GIVEN PROBLEM |
Repeat every record below exactly, omitting any pictures.

[Stored data]

- - - -

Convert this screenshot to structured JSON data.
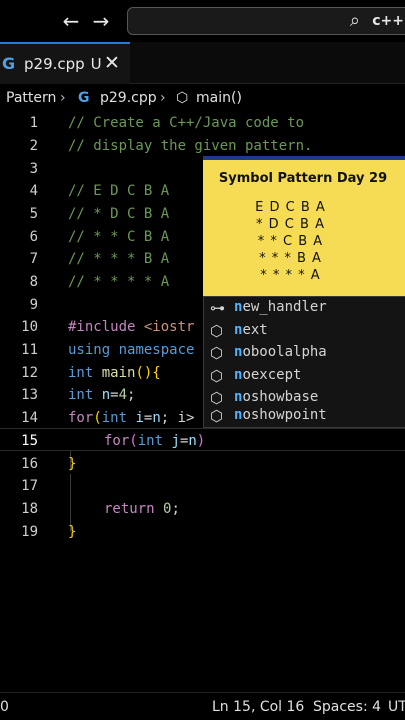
{
  "search": {
    "text": "c++"
  },
  "tab": {
    "filename": "p29.cpp",
    "modified": "U"
  },
  "breadcrumb": {
    "folder": "Pattern",
    "file": "p29.cpp",
    "symbol": "main()"
  },
  "editor": {
    "line_numbers": [
      "1",
      "2",
      "3",
      "4",
      "5",
      "6",
      "7",
      "8",
      "9",
      "10",
      "11",
      "12",
      "13",
      "14",
      "15",
      "16",
      "17",
      "18",
      "19"
    ],
    "lines": {
      "l1": "// Create a C++/Java code to",
      "l2": "// display the given pattern.",
      "l4": "// E D C B A",
      "l5": "// * D C B A",
      "l6": "// * * C B A",
      "l7": "// * * * B A",
      "l8": "// * * * * A",
      "l10_a": "#include",
      "l10_b": " <iostr",
      "l11_a": "using",
      "l11_b": " namespace",
      "l12_a": "int",
      "l12_b": " main",
      "l12_c": "(){",
      "l13_a": "int",
      "l13_b": " n",
      "l13_c": "=",
      "l13_d": "4",
      "l13_e": ";",
      "l14_a": "for",
      "l14_b": "(",
      "l14_c": "int",
      "l14_d": " i",
      "l14_e": "=",
      "l14_f": "n",
      "l14_g": "; i>",
      "l15_a": "for",
      "l15_b": "(",
      "l15_c": "int",
      "l15_d": " j",
      "l15_e": "=",
      "l15_f": "n",
      "l15_g": ")",
      "l16": "}",
      "l18_a": "return",
      "l18_b": " 0",
      "l18_c": ";",
      "l19": "}"
    }
  },
  "card": {
    "title": "Symbol Pattern Day 29",
    "rows": [
      "E D C B A",
      "* D C B A",
      "* * C B A",
      "* * * B A",
      "* * * * A"
    ]
  },
  "suggestions": [
    {
      "match": "n",
      "rest": "ew_handler",
      "icon": "class-icon"
    },
    {
      "match": "n",
      "rest": "ext",
      "icon": "cube-icon"
    },
    {
      "match": "n",
      "rest": "oboolalpha",
      "icon": "cube-icon"
    },
    {
      "match": "n",
      "rest": "oexcept",
      "icon": "cube-icon"
    },
    {
      "match": "n",
      "rest": "oshowbase",
      "icon": "cube-icon"
    },
    {
      "match": "n",
      "rest": "oshowpoint",
      "icon": "cube-icon"
    }
  ],
  "status": {
    "left": "0",
    "position": "Ln 15, Col 16",
    "spaces": "Spaces: 4",
    "encoding": "UT"
  }
}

- - - -

TASK RESULT |
Convert this screenshot to structured JSON data.
{
  "search": {
    "text": "c++"
  },
  "tab": {
    "filename": "p29.cpp",
    "modified": "U"
  },
  "breadcrumb": {
    "folder": "Pattern",
    "file": "p29.cpp",
    "symbol": "main()"
  },
  "editor": {
    "line_numbers": [
      "1",
      "2",
      "3",
      "4",
      "5",
      "6",
      "7",
      "8",
      "9",
      "10",
      "11",
      "12",
      "13",
      "14",
      "15",
      "16",
      "17",
      "18",
      "19"
    ],
    "lines": {
      "l1": "// Create a C++/Java code to",
      "l2": "// display the given pattern.",
      "l4": "// E D C B A",
      "l5": "// * D C B A",
      "l6": "// * * C B A",
      "l7": "// * * * B A",
      "l8": "// * * * * A",
      "l10_a": "#include",
      "l10_b": " <iostr",
      "l11_a": "using",
      "l11_b": " namespace",
      "l12_a": "int",
      "l12_b": " main",
      "l12_c": "(){",
      "l13_a": "int",
      "l13_b": " n",
      "l13_c": "=",
      "l13_d": "4",
      "l13_e": ";",
      "l14_a": "for",
      "l14_b": "(",
      "l14_c": "int",
      "l14_d": " i",
      "l14_e": "=",
      "l14_f": "n",
      "l14_g": "; i>",
      "l15_a": "for",
      "l15_b": "(",
      "l15_c": "int",
      "l15_d": " j",
      "l15_e": "=",
      "l15_f": "n",
      "l15_g": ")",
      "l16": "}",
      "l18_a": "return",
      "l18_b": " 0",
      "l18_c": ";",
      "l19": "}"
    }
  },
  "card": {
    "title": "Symbol Pattern Day 29",
    "rows": [
      "E D C B A",
      "* D C B A",
      "* * C B A",
      "* * * B A",
      "* * * * A"
    ]
  },
  "suggestions": [
    {
      "match": "n",
      "rest": "ew_handler",
      "icon": "class-icon"
    },
    {
      "match": "n",
      "rest": "ext",
      "icon": "cube-icon"
    },
    {
      "match": "n",
      "rest": "oboolalpha",
      "icon": "cube-icon"
    },
    {
      "match": "n",
      "rest": "oexcept",
      "icon": "cube-icon"
    },
    {
      "match": "n",
      "rest": "oshowbase",
      "icon": "cube-icon"
    },
    {
      "match": "n",
      "rest": "oshowpoint",
      "icon": "cube-icon"
    }
  ],
  "status": {
    "left": "0",
    "position": "Ln 15, Col 16",
    "spaces": "Spaces: 4",
    "encoding": "UT"
  }
}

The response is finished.